***** Source material

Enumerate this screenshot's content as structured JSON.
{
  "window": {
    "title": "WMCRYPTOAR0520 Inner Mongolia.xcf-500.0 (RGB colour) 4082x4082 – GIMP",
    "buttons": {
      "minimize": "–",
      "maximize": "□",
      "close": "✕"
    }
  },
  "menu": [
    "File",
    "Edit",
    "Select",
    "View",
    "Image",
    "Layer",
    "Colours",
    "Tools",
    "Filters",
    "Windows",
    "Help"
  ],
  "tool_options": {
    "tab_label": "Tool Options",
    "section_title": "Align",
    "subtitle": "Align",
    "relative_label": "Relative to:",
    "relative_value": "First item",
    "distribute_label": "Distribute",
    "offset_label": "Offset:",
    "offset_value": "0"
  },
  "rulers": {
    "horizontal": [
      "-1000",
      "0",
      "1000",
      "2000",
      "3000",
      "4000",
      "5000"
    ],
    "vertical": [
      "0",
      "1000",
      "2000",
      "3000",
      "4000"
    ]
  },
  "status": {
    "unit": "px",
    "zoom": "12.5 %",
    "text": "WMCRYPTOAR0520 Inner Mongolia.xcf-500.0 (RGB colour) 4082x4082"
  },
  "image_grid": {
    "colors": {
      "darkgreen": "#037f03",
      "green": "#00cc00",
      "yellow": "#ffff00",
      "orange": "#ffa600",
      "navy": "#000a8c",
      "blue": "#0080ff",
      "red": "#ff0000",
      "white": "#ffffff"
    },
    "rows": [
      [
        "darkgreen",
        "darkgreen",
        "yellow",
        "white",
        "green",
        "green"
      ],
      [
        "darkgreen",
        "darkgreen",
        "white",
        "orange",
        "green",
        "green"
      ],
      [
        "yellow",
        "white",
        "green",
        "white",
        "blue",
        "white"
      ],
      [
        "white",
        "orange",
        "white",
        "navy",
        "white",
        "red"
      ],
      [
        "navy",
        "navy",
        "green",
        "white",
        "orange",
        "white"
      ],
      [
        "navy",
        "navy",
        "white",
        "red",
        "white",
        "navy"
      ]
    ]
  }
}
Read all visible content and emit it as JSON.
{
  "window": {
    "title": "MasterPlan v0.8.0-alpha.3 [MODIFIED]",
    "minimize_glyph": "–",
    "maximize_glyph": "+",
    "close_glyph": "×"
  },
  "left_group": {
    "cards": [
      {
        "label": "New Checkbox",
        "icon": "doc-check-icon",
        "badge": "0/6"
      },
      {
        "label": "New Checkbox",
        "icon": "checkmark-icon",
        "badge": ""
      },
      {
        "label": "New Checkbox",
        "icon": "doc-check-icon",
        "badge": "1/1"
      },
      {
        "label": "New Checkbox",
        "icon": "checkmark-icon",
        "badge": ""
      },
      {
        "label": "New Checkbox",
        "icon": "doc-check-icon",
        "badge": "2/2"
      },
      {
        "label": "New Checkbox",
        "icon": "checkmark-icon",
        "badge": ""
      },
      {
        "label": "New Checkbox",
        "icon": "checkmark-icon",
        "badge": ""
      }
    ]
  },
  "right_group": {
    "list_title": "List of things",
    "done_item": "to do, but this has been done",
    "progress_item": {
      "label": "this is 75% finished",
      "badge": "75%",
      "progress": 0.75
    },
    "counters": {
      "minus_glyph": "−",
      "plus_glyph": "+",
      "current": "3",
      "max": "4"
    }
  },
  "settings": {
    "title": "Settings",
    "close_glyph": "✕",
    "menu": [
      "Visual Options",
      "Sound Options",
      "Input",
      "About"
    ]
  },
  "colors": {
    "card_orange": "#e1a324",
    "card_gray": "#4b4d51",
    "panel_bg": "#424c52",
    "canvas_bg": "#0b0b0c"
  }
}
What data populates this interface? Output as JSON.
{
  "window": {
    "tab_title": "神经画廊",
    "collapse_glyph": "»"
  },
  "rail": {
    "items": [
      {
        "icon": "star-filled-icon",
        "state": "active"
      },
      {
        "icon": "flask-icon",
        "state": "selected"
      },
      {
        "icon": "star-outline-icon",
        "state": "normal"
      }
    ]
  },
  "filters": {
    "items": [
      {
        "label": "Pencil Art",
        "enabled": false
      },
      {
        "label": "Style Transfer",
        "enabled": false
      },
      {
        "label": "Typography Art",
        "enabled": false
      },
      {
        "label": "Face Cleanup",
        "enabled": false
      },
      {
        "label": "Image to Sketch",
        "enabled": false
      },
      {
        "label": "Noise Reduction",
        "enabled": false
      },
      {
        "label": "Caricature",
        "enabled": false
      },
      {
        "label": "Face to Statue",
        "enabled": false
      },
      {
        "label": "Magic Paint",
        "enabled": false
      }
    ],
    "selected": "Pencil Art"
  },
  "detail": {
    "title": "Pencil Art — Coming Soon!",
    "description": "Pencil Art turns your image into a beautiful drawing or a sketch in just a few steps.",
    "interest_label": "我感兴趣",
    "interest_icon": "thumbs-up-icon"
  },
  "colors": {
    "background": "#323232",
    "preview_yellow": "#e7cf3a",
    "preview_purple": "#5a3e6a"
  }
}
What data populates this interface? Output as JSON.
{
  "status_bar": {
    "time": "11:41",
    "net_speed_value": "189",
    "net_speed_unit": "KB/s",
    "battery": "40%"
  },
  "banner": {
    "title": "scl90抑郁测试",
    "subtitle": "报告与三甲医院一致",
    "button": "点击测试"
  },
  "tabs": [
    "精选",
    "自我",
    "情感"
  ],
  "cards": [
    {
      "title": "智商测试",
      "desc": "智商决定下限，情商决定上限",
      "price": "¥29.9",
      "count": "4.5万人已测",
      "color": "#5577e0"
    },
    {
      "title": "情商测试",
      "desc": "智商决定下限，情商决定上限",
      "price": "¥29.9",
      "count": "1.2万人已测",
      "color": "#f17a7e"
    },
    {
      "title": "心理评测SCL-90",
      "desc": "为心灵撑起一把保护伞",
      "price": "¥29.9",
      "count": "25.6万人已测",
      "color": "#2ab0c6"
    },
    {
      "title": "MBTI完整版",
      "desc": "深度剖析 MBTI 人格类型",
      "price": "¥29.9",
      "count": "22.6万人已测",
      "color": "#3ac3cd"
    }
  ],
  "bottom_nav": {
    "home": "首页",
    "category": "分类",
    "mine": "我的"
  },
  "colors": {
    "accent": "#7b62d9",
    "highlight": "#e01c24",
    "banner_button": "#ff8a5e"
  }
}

**********

* [Exercise brief]
Reply with nothing except the number of lines in the listing above that include "JSON".

* [Answer]
4